TASK OBJECTIVE: Retype the data from its first line through the line that contains "list-item-term: Ko’nikma berish.", including both of those lines, and copy each one exactly.
start ENTRIES SHOWN
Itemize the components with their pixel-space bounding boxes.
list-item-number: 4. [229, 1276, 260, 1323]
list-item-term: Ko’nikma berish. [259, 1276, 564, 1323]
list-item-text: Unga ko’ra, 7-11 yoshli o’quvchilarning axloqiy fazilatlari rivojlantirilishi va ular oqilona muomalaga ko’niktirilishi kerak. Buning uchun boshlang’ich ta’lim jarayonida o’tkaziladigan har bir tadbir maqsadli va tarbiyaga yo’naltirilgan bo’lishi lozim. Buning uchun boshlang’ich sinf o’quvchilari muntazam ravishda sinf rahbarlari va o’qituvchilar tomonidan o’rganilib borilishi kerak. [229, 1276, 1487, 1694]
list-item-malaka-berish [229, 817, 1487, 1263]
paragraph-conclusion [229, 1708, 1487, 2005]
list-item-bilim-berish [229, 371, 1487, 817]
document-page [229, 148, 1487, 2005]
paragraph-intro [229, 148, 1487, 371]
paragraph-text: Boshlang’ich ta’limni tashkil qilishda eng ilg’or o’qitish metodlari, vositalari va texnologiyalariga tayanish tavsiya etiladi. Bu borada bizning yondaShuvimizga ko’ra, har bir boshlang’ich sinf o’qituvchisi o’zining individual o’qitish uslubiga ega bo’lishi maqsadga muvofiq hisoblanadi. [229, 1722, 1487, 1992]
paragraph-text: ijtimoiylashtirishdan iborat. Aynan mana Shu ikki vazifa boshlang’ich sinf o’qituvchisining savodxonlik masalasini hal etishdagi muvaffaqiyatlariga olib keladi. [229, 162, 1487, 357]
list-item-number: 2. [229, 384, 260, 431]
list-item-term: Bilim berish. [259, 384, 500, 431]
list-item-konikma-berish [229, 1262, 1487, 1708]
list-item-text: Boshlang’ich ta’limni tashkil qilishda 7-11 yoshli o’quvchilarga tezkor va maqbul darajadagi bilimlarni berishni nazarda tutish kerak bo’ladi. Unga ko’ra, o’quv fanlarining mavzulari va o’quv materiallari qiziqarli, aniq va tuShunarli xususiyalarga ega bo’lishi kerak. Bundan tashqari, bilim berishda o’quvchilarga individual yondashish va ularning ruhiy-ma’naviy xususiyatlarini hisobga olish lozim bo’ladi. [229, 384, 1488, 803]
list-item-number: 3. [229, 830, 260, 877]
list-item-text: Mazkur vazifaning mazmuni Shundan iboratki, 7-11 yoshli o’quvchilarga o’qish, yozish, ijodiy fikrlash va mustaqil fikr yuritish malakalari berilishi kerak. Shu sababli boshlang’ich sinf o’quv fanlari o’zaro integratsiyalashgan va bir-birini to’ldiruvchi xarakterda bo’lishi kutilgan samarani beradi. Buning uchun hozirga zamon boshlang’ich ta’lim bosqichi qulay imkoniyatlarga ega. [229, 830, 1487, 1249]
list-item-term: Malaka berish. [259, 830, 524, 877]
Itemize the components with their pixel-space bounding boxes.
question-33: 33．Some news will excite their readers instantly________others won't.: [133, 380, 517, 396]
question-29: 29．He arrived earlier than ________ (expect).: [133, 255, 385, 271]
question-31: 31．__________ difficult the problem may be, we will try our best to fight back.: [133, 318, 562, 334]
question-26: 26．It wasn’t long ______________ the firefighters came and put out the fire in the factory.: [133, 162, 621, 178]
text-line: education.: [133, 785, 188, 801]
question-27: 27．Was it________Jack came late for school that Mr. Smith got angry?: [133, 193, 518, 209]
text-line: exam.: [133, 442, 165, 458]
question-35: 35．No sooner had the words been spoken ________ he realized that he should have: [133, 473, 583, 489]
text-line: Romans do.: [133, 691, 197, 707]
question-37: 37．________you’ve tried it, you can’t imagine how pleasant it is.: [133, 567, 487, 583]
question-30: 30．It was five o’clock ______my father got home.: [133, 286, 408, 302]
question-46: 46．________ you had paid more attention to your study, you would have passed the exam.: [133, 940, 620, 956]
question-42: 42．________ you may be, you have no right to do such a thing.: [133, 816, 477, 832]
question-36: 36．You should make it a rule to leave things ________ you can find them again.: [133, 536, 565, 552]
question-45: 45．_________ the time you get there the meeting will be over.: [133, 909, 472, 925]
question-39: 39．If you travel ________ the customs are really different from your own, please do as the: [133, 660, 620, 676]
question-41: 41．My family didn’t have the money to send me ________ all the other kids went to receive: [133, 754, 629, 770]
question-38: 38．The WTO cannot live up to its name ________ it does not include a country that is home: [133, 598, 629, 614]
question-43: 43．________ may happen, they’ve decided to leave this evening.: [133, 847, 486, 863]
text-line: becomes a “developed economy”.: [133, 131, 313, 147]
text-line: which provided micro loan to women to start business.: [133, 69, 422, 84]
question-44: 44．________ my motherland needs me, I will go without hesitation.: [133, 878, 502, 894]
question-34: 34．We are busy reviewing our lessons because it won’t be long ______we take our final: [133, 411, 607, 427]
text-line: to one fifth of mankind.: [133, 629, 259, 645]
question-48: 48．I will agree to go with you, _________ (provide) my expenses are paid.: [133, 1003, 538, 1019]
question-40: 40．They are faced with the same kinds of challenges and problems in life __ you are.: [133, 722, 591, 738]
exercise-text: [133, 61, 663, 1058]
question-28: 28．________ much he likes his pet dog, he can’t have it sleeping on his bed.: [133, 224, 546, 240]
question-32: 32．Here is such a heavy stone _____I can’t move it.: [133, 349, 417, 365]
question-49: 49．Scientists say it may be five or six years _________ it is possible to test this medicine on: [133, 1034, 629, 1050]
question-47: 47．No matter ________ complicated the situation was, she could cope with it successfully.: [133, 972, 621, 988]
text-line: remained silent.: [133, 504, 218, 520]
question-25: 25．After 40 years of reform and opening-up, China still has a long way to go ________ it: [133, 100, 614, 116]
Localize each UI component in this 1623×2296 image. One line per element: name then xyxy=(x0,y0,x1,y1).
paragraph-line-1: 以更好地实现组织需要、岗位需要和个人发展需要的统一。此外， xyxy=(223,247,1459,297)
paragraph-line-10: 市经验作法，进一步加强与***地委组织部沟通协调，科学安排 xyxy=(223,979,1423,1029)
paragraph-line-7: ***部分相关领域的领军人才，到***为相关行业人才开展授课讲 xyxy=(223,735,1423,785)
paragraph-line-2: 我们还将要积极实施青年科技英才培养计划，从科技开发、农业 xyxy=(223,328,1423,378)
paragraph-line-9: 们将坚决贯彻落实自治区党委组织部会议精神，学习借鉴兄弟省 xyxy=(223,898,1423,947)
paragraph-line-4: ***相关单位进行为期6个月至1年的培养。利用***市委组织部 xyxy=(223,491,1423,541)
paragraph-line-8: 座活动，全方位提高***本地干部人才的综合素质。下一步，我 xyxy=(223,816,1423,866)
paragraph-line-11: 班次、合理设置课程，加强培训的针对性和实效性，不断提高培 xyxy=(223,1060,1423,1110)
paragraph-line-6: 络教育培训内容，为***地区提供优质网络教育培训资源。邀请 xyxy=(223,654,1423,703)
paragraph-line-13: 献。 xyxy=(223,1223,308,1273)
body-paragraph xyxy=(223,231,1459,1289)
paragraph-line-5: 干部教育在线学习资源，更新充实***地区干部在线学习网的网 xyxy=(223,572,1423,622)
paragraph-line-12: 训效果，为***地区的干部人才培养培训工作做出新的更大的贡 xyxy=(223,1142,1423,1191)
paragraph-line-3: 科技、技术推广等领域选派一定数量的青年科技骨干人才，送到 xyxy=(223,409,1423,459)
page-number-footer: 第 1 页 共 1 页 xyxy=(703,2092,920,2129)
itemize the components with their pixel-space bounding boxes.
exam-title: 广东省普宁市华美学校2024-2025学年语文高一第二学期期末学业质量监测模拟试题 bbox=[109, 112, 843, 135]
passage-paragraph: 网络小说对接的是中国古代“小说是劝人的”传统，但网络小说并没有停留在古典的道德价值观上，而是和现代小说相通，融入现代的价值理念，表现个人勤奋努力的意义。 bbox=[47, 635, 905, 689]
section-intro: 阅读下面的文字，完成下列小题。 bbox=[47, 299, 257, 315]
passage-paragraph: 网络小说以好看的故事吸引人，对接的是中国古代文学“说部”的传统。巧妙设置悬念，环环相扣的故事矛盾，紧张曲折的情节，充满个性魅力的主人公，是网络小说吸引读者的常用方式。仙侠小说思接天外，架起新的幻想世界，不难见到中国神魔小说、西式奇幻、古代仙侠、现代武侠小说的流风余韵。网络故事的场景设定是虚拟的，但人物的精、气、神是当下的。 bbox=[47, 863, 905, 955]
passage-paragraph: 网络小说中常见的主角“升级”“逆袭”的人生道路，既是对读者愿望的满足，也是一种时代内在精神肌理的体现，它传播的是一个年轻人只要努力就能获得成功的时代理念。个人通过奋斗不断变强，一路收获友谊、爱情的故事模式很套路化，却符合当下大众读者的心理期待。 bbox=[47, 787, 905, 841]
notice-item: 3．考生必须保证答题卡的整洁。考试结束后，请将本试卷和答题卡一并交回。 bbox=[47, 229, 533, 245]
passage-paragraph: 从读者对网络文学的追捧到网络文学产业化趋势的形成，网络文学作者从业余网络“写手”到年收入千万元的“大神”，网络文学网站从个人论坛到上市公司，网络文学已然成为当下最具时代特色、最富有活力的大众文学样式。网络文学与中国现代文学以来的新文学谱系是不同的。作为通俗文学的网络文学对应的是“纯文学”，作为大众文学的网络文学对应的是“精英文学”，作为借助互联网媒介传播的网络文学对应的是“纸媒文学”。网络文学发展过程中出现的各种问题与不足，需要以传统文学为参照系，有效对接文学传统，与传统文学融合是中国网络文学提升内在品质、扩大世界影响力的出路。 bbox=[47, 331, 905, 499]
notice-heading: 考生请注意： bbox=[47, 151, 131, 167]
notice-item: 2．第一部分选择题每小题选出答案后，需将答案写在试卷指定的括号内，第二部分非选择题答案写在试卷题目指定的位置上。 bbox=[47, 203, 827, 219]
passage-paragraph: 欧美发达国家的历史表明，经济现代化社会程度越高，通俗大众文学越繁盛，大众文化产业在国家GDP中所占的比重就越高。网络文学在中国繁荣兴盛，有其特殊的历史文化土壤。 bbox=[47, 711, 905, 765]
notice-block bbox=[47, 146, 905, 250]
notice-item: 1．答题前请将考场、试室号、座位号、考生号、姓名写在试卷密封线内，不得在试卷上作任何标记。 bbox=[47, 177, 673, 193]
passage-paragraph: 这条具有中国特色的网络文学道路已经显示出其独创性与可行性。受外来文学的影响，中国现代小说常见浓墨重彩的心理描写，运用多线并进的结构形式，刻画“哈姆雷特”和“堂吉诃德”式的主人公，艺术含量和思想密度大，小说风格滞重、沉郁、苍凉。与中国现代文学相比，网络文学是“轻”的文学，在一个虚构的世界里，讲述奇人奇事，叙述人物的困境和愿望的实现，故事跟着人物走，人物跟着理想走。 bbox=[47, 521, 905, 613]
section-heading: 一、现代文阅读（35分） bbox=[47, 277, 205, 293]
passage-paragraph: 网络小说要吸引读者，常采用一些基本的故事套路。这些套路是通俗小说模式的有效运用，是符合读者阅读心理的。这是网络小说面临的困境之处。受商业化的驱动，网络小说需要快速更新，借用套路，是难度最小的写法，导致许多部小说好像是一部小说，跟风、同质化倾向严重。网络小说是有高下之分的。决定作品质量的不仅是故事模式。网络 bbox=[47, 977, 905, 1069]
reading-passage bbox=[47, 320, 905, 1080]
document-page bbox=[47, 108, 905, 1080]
end ENTRIES SHOWN
SOLVED PROBLEM:
Itemize the components with their pixel-space bounding boxes.
list-item-number: 4. [229, 1276, 260, 1323]
list-item-term: Ko’nikma berish. [259, 1276, 564, 1323]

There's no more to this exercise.